## DATA TO USE
————————

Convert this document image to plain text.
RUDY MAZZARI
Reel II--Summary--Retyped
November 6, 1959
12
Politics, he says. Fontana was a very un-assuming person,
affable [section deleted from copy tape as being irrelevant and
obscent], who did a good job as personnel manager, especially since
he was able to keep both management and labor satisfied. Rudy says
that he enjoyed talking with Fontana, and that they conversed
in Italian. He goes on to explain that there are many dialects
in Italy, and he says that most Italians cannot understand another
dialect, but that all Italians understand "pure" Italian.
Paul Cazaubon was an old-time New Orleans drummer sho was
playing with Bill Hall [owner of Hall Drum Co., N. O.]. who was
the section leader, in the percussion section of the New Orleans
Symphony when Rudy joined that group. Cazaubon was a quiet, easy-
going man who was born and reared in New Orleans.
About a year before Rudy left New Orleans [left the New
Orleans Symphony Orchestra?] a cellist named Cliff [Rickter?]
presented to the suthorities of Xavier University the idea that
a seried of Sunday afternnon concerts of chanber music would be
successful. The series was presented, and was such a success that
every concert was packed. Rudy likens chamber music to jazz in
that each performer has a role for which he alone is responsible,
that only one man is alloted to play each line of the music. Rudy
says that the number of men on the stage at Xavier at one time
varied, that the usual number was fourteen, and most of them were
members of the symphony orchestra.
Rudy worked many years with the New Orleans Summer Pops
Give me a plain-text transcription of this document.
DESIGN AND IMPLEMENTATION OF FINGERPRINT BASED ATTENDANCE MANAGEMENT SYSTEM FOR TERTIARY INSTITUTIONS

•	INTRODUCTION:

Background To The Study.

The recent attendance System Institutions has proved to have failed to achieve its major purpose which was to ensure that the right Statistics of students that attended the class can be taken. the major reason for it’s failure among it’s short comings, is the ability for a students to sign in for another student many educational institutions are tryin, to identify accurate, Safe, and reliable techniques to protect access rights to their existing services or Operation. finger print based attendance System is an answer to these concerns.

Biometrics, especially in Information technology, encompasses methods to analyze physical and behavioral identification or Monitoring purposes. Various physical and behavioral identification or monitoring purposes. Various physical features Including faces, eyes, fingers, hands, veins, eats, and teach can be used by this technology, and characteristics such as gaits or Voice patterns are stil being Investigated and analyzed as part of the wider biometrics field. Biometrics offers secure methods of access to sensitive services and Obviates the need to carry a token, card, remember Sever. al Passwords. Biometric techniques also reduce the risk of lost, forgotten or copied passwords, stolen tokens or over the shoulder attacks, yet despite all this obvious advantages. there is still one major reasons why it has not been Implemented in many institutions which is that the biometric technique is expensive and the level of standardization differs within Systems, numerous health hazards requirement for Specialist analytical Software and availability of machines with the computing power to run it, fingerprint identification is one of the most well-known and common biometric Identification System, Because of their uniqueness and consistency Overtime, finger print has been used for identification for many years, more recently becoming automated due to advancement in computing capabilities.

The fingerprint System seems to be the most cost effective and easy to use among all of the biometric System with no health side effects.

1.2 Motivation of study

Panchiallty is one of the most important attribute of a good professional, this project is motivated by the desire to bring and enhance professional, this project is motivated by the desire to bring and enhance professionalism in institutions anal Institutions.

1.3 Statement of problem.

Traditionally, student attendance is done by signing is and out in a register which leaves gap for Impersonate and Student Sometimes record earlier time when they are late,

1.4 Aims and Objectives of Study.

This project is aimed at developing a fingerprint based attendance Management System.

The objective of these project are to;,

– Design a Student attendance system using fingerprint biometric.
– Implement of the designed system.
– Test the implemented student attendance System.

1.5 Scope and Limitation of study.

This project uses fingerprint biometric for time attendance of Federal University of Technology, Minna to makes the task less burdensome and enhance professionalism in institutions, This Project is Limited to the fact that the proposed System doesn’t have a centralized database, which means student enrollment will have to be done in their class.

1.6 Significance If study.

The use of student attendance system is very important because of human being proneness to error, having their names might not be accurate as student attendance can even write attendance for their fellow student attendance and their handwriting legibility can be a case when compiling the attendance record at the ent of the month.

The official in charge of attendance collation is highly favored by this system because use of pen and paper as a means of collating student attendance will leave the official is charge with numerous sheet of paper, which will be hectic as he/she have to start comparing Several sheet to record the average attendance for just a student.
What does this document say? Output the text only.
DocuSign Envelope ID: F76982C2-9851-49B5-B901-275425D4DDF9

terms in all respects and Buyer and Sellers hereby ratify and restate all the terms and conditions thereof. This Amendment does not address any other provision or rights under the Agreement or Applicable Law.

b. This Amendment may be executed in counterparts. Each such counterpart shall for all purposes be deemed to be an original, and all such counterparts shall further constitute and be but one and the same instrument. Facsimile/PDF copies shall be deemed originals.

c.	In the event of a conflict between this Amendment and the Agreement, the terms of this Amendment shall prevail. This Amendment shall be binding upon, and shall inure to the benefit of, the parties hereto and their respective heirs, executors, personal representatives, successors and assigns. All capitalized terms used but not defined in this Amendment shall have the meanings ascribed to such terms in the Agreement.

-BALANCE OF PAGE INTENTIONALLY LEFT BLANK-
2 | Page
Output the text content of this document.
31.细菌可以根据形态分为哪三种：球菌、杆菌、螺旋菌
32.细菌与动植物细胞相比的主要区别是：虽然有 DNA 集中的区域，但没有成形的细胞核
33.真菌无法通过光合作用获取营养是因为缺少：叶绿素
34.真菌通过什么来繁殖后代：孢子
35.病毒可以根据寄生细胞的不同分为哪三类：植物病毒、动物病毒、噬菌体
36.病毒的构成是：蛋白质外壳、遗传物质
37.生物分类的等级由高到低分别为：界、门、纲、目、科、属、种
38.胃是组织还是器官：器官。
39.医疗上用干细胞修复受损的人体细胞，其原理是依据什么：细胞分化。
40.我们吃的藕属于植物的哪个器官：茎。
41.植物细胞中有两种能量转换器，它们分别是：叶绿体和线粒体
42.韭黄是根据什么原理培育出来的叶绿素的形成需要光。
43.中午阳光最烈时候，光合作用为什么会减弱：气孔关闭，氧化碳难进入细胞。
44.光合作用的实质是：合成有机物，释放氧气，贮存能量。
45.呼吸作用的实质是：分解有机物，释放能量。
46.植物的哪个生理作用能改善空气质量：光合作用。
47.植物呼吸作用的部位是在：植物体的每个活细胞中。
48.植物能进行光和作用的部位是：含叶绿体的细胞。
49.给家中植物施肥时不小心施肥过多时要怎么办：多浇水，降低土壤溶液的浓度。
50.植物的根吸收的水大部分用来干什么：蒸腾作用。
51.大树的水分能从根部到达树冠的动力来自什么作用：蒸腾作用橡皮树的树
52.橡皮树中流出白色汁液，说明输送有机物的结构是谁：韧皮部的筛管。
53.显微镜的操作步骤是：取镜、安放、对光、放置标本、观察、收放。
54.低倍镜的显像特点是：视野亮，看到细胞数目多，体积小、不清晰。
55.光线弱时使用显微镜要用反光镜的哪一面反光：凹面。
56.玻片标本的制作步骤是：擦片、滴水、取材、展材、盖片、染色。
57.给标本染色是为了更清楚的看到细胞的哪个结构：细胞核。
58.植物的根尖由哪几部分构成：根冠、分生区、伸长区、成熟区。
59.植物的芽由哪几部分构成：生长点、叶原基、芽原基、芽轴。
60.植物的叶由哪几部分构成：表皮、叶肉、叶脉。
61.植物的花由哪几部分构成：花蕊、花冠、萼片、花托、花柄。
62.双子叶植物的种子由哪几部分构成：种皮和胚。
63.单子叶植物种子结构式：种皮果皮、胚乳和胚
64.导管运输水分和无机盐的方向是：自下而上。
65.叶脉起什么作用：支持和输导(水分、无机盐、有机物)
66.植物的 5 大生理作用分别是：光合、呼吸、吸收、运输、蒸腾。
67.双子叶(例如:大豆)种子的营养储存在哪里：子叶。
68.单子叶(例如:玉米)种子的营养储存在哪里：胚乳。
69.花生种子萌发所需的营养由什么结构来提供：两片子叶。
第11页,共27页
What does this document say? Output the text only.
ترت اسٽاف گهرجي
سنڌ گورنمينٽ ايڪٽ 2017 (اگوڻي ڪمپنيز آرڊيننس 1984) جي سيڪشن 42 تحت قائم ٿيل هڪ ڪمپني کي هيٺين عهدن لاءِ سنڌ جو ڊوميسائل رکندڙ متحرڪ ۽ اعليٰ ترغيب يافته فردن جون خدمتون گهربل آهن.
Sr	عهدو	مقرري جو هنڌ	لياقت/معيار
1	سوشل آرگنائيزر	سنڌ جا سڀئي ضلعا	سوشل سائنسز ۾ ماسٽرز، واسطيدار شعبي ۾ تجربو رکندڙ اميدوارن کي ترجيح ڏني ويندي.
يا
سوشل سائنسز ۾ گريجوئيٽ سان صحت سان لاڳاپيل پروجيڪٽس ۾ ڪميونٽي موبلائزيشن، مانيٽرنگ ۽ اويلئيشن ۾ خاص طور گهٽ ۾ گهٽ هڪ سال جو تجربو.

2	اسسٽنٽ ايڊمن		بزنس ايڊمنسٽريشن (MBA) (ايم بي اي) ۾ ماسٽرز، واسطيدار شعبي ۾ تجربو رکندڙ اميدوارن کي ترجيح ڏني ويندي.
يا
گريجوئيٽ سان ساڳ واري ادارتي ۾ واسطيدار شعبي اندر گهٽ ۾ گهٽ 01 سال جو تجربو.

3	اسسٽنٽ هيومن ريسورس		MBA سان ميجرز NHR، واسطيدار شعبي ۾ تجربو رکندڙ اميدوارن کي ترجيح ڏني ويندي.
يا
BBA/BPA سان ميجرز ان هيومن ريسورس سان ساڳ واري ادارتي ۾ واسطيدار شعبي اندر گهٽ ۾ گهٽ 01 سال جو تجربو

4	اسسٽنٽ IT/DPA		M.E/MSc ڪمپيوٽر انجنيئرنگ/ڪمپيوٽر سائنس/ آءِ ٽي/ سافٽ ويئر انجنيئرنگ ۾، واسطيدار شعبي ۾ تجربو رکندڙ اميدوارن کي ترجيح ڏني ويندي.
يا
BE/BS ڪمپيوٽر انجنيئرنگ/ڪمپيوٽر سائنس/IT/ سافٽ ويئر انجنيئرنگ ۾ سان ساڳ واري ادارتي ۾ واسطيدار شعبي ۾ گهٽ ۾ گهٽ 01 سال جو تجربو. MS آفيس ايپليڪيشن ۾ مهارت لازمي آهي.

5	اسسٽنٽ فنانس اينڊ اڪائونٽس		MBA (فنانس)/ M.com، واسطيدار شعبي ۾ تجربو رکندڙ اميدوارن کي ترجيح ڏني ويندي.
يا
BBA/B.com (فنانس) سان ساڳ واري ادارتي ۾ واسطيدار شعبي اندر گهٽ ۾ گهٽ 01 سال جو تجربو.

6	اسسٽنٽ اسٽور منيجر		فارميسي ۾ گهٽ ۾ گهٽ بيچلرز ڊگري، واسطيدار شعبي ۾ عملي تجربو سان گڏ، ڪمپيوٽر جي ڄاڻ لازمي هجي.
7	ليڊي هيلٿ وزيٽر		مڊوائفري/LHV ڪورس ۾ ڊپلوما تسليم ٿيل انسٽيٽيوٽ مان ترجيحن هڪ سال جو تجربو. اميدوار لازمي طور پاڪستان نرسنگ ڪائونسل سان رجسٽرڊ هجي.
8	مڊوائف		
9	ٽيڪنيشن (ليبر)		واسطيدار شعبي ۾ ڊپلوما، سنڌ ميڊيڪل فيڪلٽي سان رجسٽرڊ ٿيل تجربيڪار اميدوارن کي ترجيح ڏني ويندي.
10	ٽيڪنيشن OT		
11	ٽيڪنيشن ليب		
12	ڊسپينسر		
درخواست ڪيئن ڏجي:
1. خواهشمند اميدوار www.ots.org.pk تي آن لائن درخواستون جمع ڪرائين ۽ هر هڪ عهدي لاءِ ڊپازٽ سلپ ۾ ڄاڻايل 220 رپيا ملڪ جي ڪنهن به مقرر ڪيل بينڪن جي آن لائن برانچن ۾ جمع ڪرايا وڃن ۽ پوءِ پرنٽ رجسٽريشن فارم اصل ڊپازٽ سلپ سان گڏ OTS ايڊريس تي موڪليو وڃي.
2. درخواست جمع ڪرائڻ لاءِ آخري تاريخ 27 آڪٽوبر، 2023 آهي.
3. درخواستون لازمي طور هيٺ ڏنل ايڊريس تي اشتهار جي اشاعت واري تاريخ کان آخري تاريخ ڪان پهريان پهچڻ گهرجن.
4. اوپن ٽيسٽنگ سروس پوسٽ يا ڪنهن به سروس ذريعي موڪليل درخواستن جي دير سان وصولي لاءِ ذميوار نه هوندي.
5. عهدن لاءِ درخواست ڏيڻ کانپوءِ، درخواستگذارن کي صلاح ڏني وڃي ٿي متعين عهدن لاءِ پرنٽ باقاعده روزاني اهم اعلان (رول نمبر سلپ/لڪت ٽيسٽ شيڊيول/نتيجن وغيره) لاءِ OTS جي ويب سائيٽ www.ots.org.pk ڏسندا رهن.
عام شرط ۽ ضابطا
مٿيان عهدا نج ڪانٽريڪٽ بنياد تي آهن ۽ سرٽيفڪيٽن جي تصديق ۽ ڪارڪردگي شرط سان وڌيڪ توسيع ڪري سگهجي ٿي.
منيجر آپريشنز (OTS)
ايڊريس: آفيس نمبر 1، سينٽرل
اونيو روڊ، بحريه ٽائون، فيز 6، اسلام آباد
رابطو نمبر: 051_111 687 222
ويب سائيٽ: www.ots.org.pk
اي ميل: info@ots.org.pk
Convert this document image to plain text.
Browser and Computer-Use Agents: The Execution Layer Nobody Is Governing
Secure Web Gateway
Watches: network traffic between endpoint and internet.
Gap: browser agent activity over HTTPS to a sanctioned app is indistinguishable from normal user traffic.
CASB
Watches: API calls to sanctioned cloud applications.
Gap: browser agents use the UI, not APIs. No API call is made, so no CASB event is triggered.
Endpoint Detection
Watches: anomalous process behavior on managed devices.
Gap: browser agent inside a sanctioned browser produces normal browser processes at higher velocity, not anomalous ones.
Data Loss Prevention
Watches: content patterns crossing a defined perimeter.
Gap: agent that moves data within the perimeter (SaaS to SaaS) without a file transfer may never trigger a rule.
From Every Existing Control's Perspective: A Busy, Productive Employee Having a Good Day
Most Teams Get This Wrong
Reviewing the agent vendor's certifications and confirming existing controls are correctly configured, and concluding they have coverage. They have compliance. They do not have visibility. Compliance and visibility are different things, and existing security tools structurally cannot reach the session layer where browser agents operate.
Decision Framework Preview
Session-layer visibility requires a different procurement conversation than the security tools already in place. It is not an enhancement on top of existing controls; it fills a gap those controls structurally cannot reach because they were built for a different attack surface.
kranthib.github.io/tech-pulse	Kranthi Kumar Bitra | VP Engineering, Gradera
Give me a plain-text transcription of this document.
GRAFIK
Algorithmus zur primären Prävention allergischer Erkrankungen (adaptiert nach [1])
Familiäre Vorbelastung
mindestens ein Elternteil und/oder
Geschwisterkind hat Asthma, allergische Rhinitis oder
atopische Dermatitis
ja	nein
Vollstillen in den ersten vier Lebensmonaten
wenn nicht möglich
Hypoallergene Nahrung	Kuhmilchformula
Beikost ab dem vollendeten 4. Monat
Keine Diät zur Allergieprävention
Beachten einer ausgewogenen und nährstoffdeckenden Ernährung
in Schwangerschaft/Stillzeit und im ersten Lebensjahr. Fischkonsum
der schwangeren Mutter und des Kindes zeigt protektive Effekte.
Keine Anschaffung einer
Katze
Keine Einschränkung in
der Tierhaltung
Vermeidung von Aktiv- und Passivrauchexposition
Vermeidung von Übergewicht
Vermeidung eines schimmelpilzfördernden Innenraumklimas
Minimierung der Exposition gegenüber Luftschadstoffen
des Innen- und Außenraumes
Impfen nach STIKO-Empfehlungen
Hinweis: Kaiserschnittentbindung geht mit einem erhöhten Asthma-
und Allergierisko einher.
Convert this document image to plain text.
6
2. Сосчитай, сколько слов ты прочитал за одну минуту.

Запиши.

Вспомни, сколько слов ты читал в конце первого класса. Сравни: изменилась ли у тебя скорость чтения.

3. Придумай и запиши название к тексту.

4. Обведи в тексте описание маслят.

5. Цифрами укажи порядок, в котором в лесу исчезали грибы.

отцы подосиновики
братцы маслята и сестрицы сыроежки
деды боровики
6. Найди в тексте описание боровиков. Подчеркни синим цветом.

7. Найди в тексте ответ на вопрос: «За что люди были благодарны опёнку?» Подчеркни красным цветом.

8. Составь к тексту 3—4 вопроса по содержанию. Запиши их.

————————

## DESCRIPTION OF THE TASK
Extract every line of the records above that contains the word "were".

## COMPLETED EXERCISE
varied, that the usual number was fourteen, and most of them were
Session-layer visibility requires a different procurement conversation than the security tools already in place. It is not an enhancement on top of existing controls; it fills a gap those controls structurally cannot reach because they were built for a different attack surface.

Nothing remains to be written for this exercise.